--- START OF Material for this exercise ---
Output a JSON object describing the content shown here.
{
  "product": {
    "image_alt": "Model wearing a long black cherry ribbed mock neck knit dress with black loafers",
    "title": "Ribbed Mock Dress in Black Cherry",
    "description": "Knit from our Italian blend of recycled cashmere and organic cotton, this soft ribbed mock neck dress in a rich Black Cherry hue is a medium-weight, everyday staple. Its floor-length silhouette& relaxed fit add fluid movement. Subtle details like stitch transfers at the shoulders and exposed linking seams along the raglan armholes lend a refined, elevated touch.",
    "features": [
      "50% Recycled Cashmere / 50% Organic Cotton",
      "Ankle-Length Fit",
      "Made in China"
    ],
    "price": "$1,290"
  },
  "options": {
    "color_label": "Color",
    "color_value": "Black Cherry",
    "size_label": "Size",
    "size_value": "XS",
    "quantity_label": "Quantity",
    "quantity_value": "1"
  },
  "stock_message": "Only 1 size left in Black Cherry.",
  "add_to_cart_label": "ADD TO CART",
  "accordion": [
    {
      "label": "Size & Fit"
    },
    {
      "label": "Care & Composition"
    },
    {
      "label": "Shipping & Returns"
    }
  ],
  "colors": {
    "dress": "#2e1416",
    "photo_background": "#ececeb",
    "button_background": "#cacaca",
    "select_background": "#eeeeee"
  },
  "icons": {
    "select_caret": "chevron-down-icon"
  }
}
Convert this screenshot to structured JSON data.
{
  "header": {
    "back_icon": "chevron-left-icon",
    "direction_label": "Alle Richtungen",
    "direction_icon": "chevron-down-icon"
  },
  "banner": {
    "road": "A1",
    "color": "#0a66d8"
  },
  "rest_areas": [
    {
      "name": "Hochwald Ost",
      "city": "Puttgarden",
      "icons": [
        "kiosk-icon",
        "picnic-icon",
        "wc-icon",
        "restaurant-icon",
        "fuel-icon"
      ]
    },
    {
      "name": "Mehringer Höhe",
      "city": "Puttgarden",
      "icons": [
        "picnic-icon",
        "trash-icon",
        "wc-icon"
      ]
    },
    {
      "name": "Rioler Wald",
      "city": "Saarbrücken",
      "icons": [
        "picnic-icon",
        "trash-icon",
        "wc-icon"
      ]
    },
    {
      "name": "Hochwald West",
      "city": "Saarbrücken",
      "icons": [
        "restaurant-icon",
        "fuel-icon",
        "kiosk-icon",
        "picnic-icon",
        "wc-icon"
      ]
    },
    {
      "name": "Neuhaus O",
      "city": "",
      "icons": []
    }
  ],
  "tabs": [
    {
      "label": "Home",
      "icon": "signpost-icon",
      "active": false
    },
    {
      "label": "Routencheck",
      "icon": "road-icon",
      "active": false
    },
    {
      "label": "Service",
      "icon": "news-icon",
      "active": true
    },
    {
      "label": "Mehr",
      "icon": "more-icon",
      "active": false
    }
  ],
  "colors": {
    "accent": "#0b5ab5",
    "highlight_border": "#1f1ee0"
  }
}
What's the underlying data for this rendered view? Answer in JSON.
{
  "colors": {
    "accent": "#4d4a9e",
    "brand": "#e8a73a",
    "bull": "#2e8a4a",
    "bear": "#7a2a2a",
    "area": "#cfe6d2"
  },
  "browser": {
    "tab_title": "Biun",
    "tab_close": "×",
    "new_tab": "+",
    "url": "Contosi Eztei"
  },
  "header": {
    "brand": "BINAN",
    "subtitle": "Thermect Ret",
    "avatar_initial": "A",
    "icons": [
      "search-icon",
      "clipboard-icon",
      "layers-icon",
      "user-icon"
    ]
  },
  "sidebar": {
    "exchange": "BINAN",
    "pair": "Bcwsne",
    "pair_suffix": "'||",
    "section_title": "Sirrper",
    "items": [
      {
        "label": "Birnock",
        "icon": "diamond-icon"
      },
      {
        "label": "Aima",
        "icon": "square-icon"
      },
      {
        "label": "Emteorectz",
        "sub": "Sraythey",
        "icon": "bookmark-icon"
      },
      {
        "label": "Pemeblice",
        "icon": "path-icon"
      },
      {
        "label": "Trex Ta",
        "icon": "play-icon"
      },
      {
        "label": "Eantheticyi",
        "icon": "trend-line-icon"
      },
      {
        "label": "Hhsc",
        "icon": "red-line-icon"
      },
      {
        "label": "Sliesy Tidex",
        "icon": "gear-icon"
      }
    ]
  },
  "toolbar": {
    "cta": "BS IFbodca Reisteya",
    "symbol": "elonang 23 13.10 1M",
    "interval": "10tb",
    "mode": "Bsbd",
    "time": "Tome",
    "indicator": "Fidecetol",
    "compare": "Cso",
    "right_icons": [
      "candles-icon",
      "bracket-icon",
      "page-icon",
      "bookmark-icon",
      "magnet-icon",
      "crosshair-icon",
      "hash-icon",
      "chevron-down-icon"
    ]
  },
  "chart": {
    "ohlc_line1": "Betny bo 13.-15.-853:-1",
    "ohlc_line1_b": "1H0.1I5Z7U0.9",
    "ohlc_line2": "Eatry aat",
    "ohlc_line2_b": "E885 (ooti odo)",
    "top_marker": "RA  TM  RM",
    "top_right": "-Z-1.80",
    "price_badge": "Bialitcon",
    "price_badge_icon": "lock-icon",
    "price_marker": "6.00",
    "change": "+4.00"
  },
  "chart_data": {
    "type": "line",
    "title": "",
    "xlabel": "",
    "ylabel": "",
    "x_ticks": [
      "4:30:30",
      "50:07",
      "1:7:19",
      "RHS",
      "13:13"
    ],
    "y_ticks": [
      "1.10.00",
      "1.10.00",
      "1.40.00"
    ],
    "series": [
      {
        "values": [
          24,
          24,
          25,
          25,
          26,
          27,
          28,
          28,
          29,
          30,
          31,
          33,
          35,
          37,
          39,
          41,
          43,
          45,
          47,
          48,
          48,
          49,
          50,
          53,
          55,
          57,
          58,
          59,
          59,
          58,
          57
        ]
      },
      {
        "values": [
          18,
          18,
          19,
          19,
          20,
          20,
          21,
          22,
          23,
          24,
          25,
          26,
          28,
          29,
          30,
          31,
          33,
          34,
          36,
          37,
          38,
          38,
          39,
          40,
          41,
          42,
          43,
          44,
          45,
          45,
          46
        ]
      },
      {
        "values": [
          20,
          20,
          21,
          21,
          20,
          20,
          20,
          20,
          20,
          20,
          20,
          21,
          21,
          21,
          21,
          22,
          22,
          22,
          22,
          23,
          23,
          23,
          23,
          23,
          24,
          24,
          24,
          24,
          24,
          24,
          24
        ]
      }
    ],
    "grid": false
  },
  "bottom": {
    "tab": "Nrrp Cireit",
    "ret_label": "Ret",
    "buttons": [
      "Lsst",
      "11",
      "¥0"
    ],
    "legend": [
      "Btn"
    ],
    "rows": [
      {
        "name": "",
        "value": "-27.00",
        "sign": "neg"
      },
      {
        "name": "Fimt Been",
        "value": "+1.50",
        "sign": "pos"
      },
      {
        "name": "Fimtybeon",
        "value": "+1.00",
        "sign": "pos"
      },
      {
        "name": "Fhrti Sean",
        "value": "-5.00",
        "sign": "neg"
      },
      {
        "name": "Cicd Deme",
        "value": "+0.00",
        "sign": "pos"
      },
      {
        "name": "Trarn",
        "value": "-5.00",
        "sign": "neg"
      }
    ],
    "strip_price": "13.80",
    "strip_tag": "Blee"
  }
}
--- END OF Material for this exercise ---
» **Written request**:
Return the lines above exactly, keeping every word.

» **Solution below**:
Output a JSON object describing the content shown here.
{
  "product": {
    "image_alt": "Model wearing a long black cherry ribbed mock neck knit dress with black loafers",
    "title": "Ribbed Mock Dress in Black Cherry",
    "description": "Knit from our Italian blend of recycled cashmere and organic cotton, this soft ribbed mock neck dress in a rich Black Cherry hue is a medium-weight, everyday staple. Its floor-length silhouette& relaxed fit add fluid movement. Subtle details like stitch transfers at the shoulders and exposed linking seams along the raglan armholes lend a refined, elevated touch.",
    "features": [
      "50% Recycled Cashmere / 50% Organic Cotton",
      "Ankle-Length Fit",
      "Made in China"
    ],
    "price": "$1,290"
  },
  "options": {
    "color_label": "Color",
    "color_value": "Black Cherry",
    "size_label": "Size",
    "size_value": "XS",
    "quantity_label": "Quantity",
    "quantity_value": "1"
  },
  "stock_message": "Only 1 size left in Black Cherry.",
  "add_to_cart_label": "ADD TO CART",
  "accordion": [
    {
      "label": "Size & Fit"
    },
    {
      "label": "Care & Composition"
    },
    {
      "label": "Shipping & Returns"
    }
  ],
  "colors": {
    "dress": "#2e1416",
    "photo_background": "#ececeb",
    "button_background": "#cacaca",
    "select_background": "#eeeeee"
  },
  "icons": {
    "select_caret": "chevron-down-icon"
  }
}
Convert this screenshot to structured JSON data.
{
  "header": {
    "back_icon": "chevron-left-icon",
    "direction_label": "Alle Richtungen",
    "direction_icon": "chevron-down-icon"
  },
  "banner": {
    "road": "A1",
    "color": "#0a66d8"
  },
  "rest_areas": [
    {
      "name": "Hochwald Ost",
      "city": "Puttgarden",
      "icons": [
        "kiosk-icon",
        "picnic-icon",
        "wc-icon",
        "restaurant-icon",
        "fuel-icon"
      ]
    },
    {
      "name": "Mehringer Höhe",
      "city": "Puttgarden",
      "icons": [
        "picnic-icon",
        "trash-icon",
        "wc-icon"
      ]
    },
    {
      "name": "Rioler Wald",
      "city": "Saarbrücken",
      "icons": [
        "picnic-icon",
        "trash-icon",
        "wc-icon"
      ]
    },
    {
      "name": "Hochwald West",
      "city": "Saarbrücken",
      "icons": [
        "restaurant-icon",
        "fuel-icon",
        "kiosk-icon",
        "picnic-icon",
        "wc-icon"
      ]
    },
    {
      "name": "Neuhaus O",
      "city": "",
      "icons": []
    }
  ],
  "tabs": [
    {
      "label": "Home",
      "icon": "signpost-icon",
      "active": false
    },
    {
      "label": "Routencheck",
      "icon": "road-icon",
      "active": false
    },
    {
      "label": "Service",
      "icon": "news-icon",
      "active": true
    },
    {
      "label": "Mehr",
      "icon": "more-icon",
      "active": false
    }
  ],
  "colors": {
    "accent": "#0b5ab5",
    "highlight_border": "#1f1ee0"
  }
}
What's the underlying data for this rendered view? Answer in JSON.
{
  "colors": {
    "accent": "#4d4a9e",
    "brand": "#e8a73a",
    "bull": "#2e8a4a",
    "bear": "#7a2a2a",
    "area": "#cfe6d2"
  },
  "browser": {
    "tab_title": "Biun",
    "tab_close": "×",
    "new_tab": "+",
    "url": "Contosi Eztei"
  },
  "header": {
    "brand": "BINAN",
    "subtitle": "Thermect Ret",
    "avatar_initial": "A",
    "icons": [
      "search-icon",
      "clipboard-icon",
      "layers-icon",
      "user-icon"
    ]
  },
  "sidebar": {
    "exchange": "BINAN",
    "pair": "Bcwsne",
    "pair_suffix": "'||",
    "section_title": "Sirrper",
    "items": [
      {
        "label": "Birnock",
        "icon": "diamond-icon"
      },
      {
        "label": "Aima",
        "icon": "square-icon"
      },
      {
        "label": "Emteorectz",
        "sub": "Sraythey",
        "icon": "bookmark-icon"
      },
      {
        "label": "Pemeblice",
        "icon": "path-icon"
      },
      {
        "label": "Trex Ta",
        "icon": "play-icon"
      },
      {
        "label": "Eantheticyi",
        "icon": "trend-line-icon"
      },
      {
        "label": "Hhsc",
        "icon": "red-line-icon"
      },
      {
        "label": "Sliesy Tidex",
        "icon": "gear-icon"
      }
    ]
  },
  "toolbar": {
    "cta": "BS IFbodca Reisteya",
    "symbol": "elonang 23 13.10 1M",
    "interval": "10tb",
    "mode": "Bsbd",
    "time": "Tome",
    "indicator": "Fidecetol",
    "compare": "Cso",
    "right_icons": [
      "candles-icon",
      "bracket-icon",
      "page-icon",
      "bookmark-icon",
      "magnet-icon",
      "crosshair-icon",
      "hash-icon",
      "chevron-down-icon"
    ]
  },
  "chart": {
    "ohlc_line1": "Betny bo 13.-15.-853:-1",
    "ohlc_line1_b": "1H0.1I5Z7U0.9",
    "ohlc_line2": "Eatry aat",
    "ohlc_line2_b": "E885 (ooti odo)",
    "top_marker": "RA  TM  RM",
    "top_right": "-Z-1.80",
    "price_badge": "Bialitcon",
    "price_badge_icon": "lock-icon",
    "price_marker": "6.00",
    "change": "+4.00"
  },
  "chart_data": {
    "type": "line",
    "title": "",
    "xlabel": "",
    "ylabel": "",
    "x_ticks": [
      "4:30:30",
      "50:07",
      "1:7:19",
      "RHS",
      "13:13"
    ],
    "y_ticks": [
      "1.10.00",
      "1.10.00",
      "1.40.00"
    ],
    "series": [
      {
        "values": [
          24,
          24,
          25,
          25,
          26,
          27,
          28,
          28,
          29,
          30,
          31,
          33,
          35,
          37,
          39,
          41,
          43,
          45,
          47,
          48,
          48,
          49,
          50,
          53,
          55,
          57,
          58,
          59,
          59,
          58,
          57
        ]
      },
      {
        "values": [
          18,
          18,
          19,
          19,
          20,
          20,
          21,
          22,
          23,
          24,
          25,
          26,
          28,
          29,
          30,
          31,
          33,
          34,
          36,
          37,
          38,
          38,
          39,
          40,
          41,
          42,
          43,
          44,
          45,
          45,
          46
        ]
      },
      {
        "values": [
          20,
          20,
          21,
          21,
          20,
          20,
          20,
          20,
          20,
          20,
          20,
          21,
          21,
          21,
          21,
          22,
          22,
          22,
          22,
          23,
          23,
          23,
          23,
          23,
          24,
          24,
          24,
          24,
          24,
          24,
          24
        ]
      }
    ],
    "grid": false
  },
  "bottom": {
    "tab": "Nrrp Cireit",
    "ret_label": "Ret",
    "buttons": [
      "Lsst",
      "11",
      "¥0"
    ],
    "legend": [
      "Btn"
    ],
    "rows": [
      {
        "name": "",
        "value": "-27.00",
        "sign": "neg"
      },
      {
        "name": "Fimt Been",
        "value": "+1.50",
        "sign": "pos"
      },
      {
        "name": "Fimtybeon",
        "value": "+1.00",
        "sign": "pos"
      },
      {
        "name": "Fhrti Sean",
        "value": "-5.00",
        "sign": "neg"
      },
      {
        "name": "Cicd Deme",
        "value": "+0.00",
        "sign": "pos"
      },
      {
        "name": "Trarn",
        "value": "-5.00",
        "sign": "neg"
      }
    ],
    "strip_price": "13.80",
    "strip_tag": "Blee"
  }
}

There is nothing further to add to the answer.